Only the number is needed: how many lines of the records include "Paul"?
——————————
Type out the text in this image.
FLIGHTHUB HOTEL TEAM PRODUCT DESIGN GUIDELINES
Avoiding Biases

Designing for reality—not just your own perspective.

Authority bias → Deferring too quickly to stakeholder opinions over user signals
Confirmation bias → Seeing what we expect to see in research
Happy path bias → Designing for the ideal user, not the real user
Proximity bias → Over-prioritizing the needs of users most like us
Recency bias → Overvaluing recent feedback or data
——————————
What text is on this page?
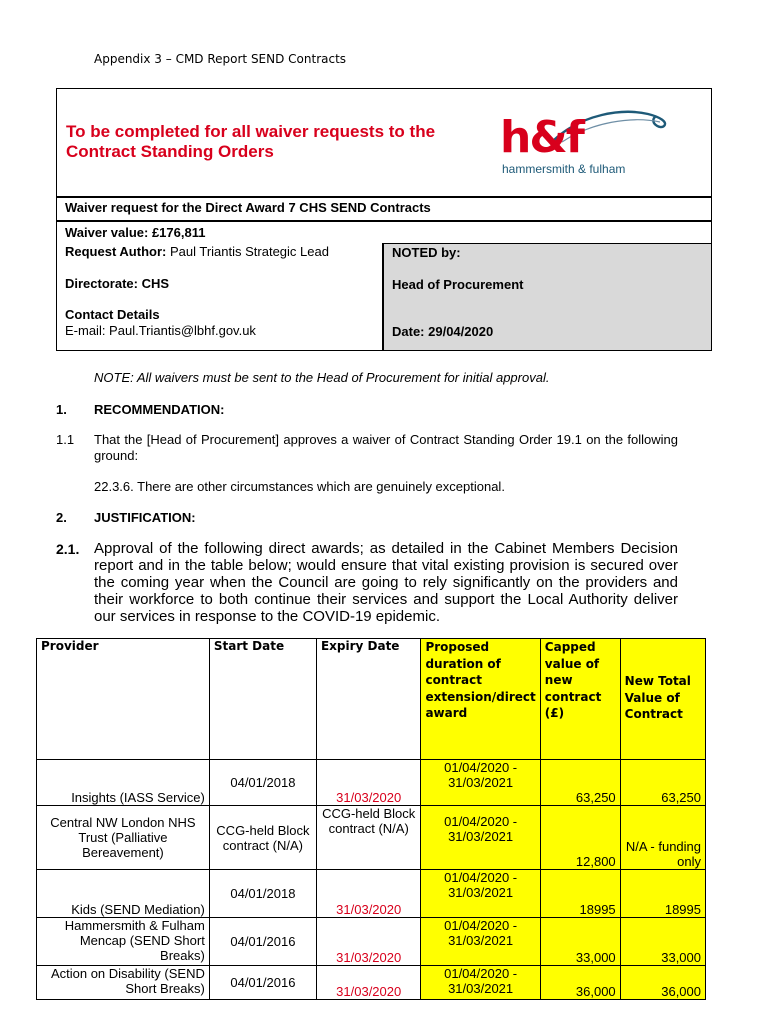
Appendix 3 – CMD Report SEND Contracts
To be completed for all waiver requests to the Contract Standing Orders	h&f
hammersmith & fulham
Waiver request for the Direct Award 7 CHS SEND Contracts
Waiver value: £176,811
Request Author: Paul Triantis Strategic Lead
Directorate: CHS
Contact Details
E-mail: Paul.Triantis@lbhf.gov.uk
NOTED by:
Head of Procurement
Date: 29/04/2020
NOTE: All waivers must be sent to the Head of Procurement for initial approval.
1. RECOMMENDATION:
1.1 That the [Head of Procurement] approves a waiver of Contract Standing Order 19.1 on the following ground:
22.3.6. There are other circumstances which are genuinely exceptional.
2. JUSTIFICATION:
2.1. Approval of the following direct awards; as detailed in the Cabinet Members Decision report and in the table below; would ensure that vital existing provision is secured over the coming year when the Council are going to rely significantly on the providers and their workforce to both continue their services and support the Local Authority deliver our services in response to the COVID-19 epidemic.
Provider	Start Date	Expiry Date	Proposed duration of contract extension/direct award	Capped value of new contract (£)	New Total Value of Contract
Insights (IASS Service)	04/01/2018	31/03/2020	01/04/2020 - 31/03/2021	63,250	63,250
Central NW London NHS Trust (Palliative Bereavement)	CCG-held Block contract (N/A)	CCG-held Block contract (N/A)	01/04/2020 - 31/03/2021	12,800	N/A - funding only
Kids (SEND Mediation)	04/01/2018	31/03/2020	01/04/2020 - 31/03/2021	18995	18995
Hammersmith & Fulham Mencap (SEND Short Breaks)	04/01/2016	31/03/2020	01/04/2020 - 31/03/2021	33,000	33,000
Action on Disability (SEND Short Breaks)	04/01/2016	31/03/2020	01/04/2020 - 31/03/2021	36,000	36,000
——————————
§ **Task answer**
2